== Problem ==
Copy the listing verbatim, excluding any images found in it.

== Extracted data ==
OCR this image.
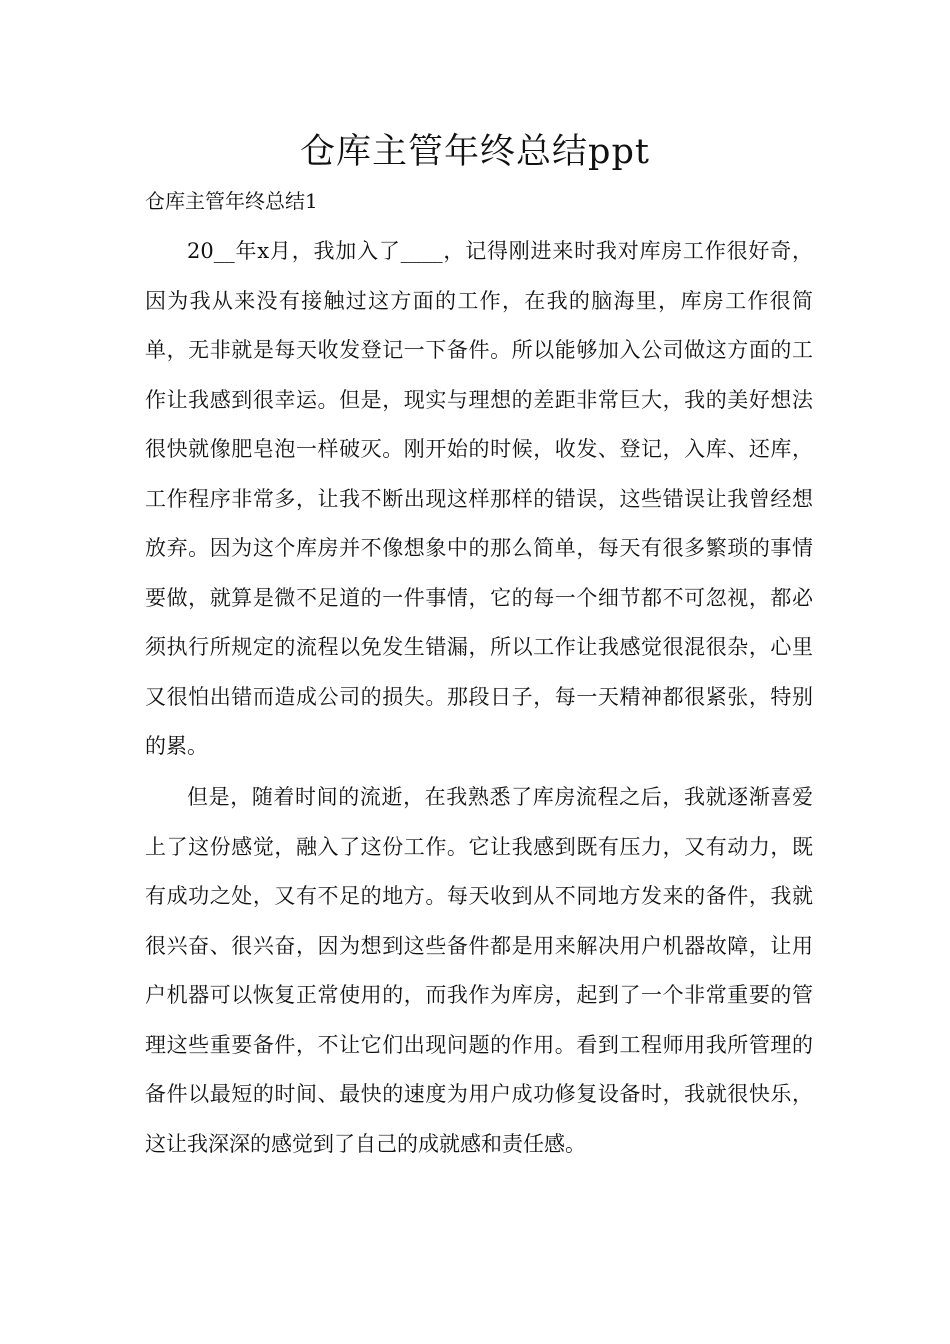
仓库主管年终总结ppt
仓库主管年终总结1

20__年x月，我加入了____，记得刚进来时我对库房工作很好奇，因为我从来没有接触过这方面的工作，在我的脑海里，库房工作很简单，无非就是每天收发登记一下备件。所以能够加入公司做这方面的工作让我感到很幸运。但是，现实与理想的差距非常巨大，我的美好想法很快就像肥皂泡一样破灭。刚开始的时候，收发、登记，入库、还库，工作程序非常多，让我不断出现这样那样的错误，这些错误让我曾经想放弃。因为这个库房并不像想象中的那么简单，每天有很多繁琐的事情要做，就算是微不足道的一件事情，它的每一个细节都不可忽视，都必须执行所规定的流程以免发生错漏，所以工作让我感觉很混很杂，心里又很怕出错而造成公司的损失。那段日子，每一天精神都很紧张，特别的累。

但是，随着时间的流逝，在我熟悉了库房流程之后，我就逐渐喜爱上了这份感觉，融入了这份工作。它让我感到既有压力，又有动力，既有成功之处，又有不足的地方。每天收到从不同地方发来的备件，我就很兴奋、很兴奋，因为想到这些备件都是用来解决用户机器故障，让用户机器可以恢复正常使用的，而我作为库房，起到了一个非常重要的管理这些重要备件，不让它们出现问题的作用。看到工程师用我所管理的备件以最短的时间、最快的速度为用户成功修复设备时，我就很快乐，这让我深深的感觉到了自己的成就感和责任感。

== Answer for this exercise ==
OCR this image.
仓库主管年终总结ppt
仓库主管年终总结1

20__年x月，我加入了____，记得刚进来时我对库房工作很好奇，因为我从来没有接触过这方面的工作，在我的脑海里，库房工作很简单，无非就是每天收发登记一下备件。所以能够加入公司做这方面的工作让我感到很幸运。但是，现实与理想的差距非常巨大，我的美好想法很快就像肥皂泡一样破灭。刚开始的时候，收发、登记，入库、还库，工作程序非常多，让我不断出现这样那样的错误，这些错误让我曾经想放弃。因为这个库房并不像想象中的那么简单，每天有很多繁琐的事情要做，就算是微不足道的一件事情，它的每一个细节都不可忽视，都必须执行所规定的流程以免发生错漏，所以工作让我感觉很混很杂，心里又很怕出错而造成公司的损失。那段日子，每一天精神都很紧张，特别的累。

但是，随着时间的流逝，在我熟悉了库房流程之后，我就逐渐喜爱上了这份感觉，融入了这份工作。它让我感到既有压力，又有动力，既有成功之处，又有不足的地方。每天收到从不同地方发来的备件，我就很兴奋、很兴奋，因为想到这些备件都是用来解决用户机器故障，让用户机器可以恢复正常使用的，而我作为库房，起到了一个非常重要的管理这些重要备件，不让它们出现问题的作用。看到工程师用我所管理的备件以最短的时间、最快的速度为用户成功修复设备时，我就很快乐，这让我深深的感觉到了自己的成就感和责任感。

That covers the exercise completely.